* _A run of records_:

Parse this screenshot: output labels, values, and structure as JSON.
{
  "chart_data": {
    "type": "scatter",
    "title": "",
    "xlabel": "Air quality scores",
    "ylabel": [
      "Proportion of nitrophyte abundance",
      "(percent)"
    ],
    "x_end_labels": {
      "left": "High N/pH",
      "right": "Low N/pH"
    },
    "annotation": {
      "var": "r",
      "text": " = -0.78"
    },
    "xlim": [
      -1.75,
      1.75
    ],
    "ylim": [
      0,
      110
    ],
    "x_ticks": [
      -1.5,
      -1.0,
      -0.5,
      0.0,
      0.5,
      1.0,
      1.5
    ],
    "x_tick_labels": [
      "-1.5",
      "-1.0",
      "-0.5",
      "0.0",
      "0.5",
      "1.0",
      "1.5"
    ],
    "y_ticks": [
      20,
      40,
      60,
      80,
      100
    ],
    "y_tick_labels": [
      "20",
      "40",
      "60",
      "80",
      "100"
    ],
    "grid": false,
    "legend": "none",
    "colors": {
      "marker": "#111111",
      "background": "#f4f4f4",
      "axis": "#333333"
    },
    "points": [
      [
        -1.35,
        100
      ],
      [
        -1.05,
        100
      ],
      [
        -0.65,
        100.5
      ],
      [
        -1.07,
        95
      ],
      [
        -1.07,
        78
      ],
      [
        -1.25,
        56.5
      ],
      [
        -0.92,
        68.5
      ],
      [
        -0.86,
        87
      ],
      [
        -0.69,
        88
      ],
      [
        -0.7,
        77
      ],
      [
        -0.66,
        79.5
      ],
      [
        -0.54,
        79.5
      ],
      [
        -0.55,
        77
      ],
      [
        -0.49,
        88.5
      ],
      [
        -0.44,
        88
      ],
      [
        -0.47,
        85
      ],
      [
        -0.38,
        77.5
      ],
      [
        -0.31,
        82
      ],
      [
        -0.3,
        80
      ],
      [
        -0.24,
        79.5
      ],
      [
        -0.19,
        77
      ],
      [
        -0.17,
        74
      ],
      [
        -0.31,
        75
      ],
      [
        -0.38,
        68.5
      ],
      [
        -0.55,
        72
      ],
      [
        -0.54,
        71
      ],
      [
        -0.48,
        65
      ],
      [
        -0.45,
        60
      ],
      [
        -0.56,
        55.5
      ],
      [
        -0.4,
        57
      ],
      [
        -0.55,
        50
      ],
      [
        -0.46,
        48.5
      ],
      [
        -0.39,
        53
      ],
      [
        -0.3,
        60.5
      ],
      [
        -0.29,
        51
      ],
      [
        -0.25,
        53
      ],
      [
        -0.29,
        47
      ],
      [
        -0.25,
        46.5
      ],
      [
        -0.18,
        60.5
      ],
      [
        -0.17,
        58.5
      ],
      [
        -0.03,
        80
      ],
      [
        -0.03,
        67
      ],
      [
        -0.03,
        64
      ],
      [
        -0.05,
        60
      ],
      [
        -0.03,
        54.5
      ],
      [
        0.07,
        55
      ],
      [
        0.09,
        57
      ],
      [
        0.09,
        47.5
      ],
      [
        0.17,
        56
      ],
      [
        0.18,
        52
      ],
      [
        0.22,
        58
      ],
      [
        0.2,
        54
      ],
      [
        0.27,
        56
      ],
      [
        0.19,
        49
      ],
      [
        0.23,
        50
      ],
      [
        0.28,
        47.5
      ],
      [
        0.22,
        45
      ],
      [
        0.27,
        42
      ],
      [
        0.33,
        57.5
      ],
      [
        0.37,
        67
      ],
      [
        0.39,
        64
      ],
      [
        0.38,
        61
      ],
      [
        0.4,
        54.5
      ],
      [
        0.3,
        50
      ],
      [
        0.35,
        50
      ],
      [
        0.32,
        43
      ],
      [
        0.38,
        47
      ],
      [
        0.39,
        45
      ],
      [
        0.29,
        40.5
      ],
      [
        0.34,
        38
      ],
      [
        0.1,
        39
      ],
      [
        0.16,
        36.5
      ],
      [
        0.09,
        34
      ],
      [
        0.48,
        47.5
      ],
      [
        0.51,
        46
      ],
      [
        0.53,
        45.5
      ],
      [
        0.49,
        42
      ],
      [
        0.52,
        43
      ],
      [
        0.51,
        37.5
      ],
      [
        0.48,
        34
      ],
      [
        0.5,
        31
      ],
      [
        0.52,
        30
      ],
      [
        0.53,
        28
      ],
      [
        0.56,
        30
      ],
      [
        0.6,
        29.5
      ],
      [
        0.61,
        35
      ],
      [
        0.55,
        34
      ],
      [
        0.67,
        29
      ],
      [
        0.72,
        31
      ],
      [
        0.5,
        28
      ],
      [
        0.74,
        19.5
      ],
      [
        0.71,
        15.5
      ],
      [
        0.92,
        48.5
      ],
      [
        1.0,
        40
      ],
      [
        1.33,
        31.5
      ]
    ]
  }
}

--

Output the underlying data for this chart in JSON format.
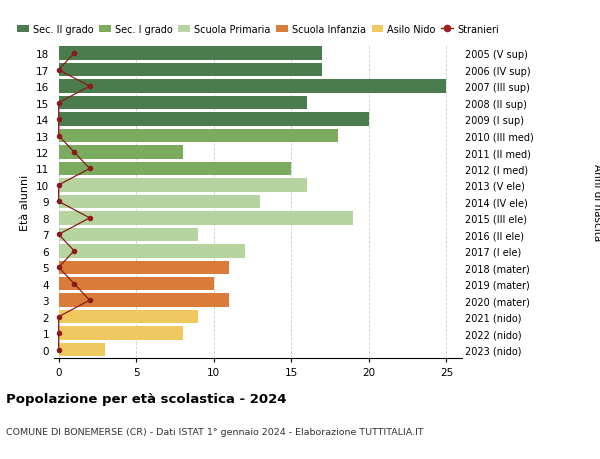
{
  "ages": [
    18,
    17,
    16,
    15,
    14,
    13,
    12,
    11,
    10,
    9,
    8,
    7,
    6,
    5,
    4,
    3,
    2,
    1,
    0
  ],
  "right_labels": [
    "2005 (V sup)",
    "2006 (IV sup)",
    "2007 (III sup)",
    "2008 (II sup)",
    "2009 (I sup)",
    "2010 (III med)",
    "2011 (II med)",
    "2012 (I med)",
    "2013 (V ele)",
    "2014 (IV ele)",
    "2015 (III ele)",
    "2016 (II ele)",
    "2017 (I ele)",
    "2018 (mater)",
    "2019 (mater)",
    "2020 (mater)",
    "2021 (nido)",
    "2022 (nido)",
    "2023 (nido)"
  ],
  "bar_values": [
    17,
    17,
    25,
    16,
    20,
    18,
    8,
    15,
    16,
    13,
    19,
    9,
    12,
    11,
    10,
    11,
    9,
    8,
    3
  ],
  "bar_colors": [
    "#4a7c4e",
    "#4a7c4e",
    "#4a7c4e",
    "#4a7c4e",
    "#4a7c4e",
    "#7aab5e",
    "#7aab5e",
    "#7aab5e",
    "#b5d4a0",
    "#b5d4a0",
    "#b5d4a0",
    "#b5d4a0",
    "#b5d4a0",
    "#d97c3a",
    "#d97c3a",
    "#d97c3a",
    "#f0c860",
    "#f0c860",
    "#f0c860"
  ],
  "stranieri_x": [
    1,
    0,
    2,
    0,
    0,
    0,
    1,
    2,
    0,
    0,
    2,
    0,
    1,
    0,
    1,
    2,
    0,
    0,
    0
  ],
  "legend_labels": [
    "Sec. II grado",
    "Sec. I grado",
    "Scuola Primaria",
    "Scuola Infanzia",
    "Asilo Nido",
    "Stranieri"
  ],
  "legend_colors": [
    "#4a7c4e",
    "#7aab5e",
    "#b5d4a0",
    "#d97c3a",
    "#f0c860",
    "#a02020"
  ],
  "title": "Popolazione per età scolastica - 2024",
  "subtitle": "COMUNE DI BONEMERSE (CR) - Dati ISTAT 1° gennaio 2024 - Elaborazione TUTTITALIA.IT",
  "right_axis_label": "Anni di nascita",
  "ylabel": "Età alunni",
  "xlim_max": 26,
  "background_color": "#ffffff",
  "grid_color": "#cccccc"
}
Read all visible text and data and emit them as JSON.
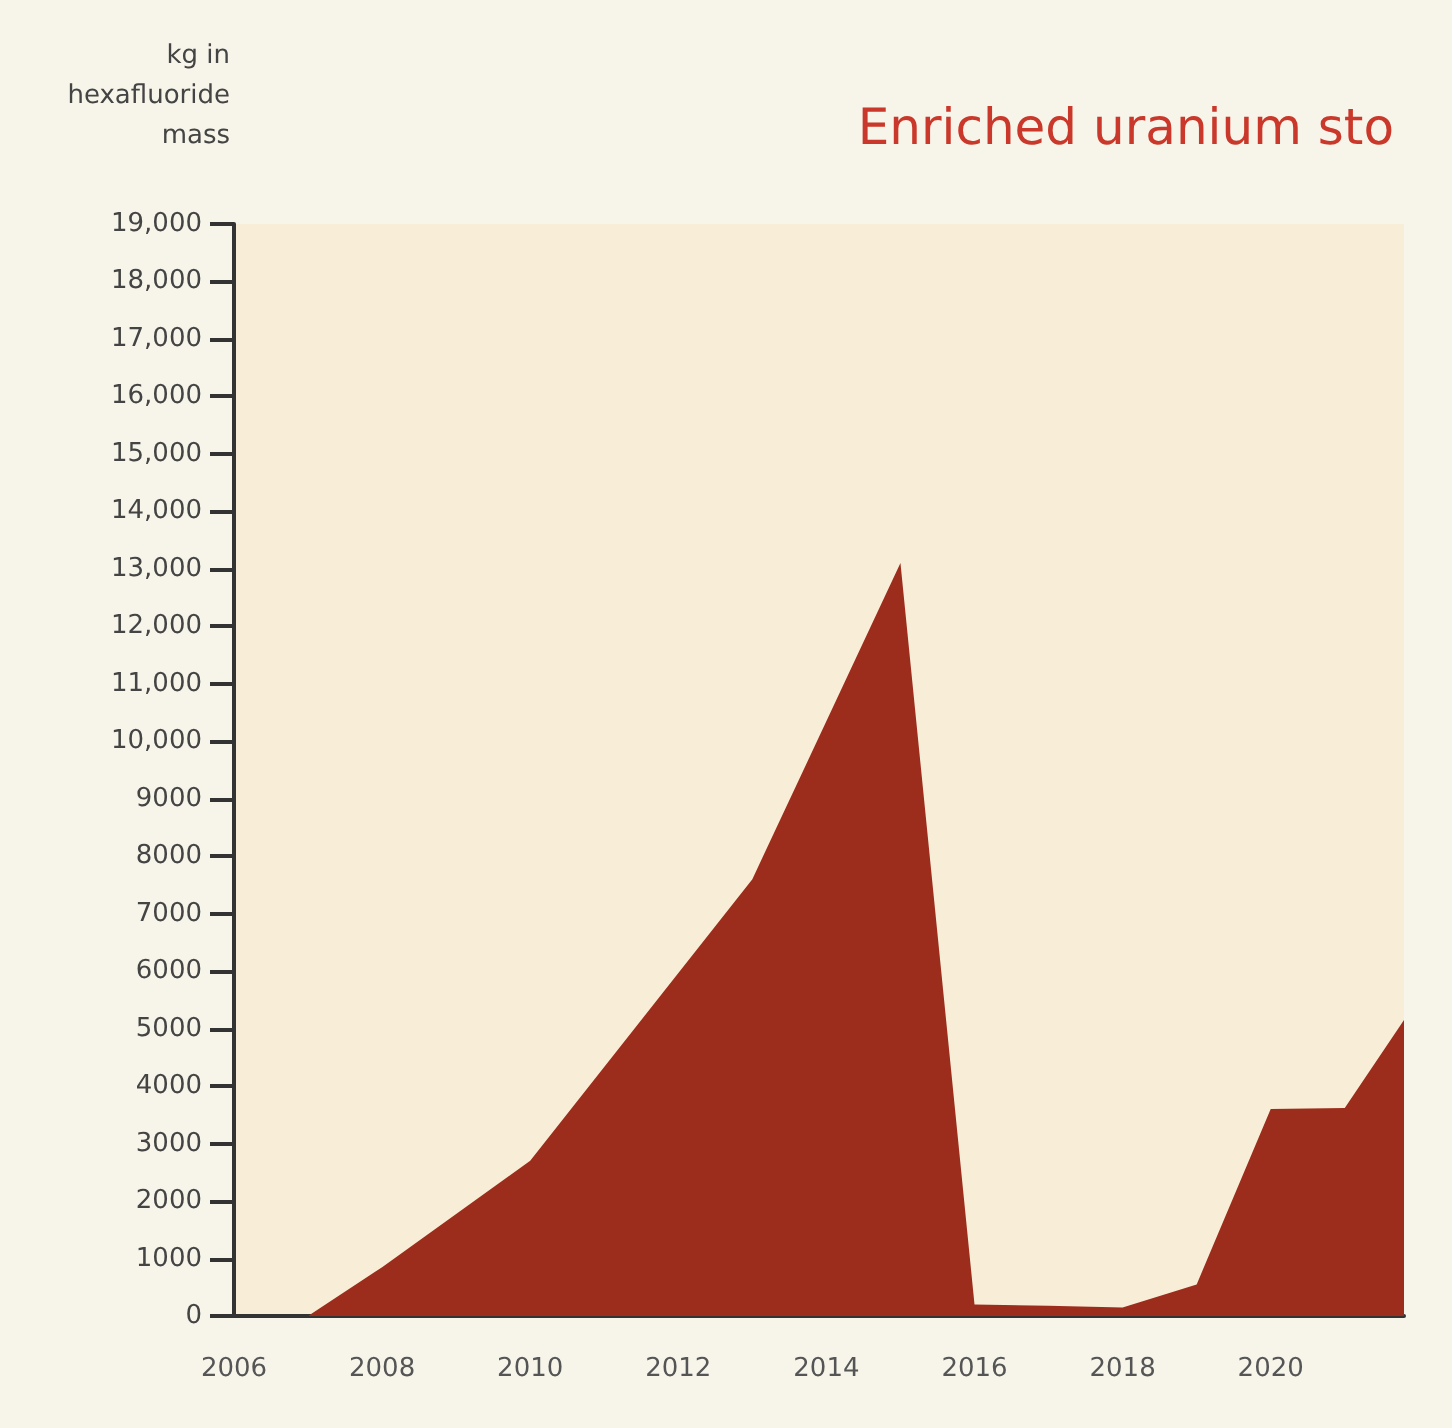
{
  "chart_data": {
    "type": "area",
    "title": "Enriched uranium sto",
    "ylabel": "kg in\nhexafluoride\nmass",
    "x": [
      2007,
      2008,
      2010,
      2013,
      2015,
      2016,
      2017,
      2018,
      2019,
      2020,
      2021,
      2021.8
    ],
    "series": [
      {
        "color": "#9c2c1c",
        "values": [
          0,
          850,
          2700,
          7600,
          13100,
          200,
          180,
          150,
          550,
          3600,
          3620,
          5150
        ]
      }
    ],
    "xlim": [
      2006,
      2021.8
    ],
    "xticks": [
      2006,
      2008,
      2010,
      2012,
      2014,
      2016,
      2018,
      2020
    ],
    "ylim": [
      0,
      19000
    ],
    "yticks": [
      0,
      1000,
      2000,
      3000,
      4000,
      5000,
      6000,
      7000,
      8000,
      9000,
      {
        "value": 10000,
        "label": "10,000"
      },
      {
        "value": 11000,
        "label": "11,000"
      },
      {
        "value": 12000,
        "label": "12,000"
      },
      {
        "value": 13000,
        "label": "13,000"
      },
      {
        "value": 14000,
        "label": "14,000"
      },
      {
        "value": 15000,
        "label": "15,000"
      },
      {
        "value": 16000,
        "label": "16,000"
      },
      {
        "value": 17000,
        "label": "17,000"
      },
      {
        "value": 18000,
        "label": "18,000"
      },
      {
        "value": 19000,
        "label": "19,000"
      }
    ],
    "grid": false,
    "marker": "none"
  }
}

==

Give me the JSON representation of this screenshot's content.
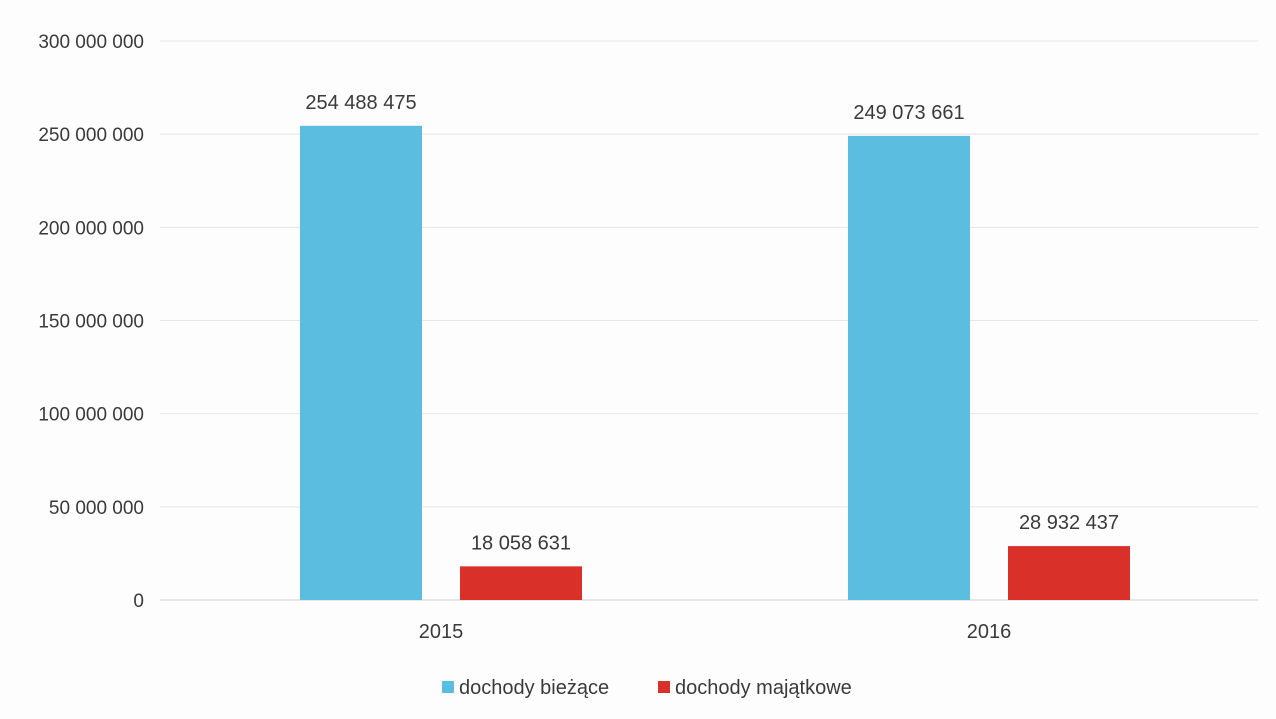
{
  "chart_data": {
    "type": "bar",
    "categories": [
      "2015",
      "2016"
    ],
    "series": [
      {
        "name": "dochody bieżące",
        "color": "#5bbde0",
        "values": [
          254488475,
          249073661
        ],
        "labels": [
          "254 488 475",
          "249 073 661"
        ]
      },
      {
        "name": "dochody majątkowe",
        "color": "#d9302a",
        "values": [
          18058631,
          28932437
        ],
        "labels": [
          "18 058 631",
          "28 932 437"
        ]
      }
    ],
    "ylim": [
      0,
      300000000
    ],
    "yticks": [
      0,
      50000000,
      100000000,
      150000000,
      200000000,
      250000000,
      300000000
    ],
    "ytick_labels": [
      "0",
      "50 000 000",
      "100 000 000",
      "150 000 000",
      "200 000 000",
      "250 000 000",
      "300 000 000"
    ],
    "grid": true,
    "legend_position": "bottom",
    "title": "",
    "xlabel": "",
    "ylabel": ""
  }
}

* _Stated problem_:
Pick out the lines containing the word "name" and show them.

* _Solution to this problem_:
        "name": "dochody bieżące",
        "name": "dochody majątkowe",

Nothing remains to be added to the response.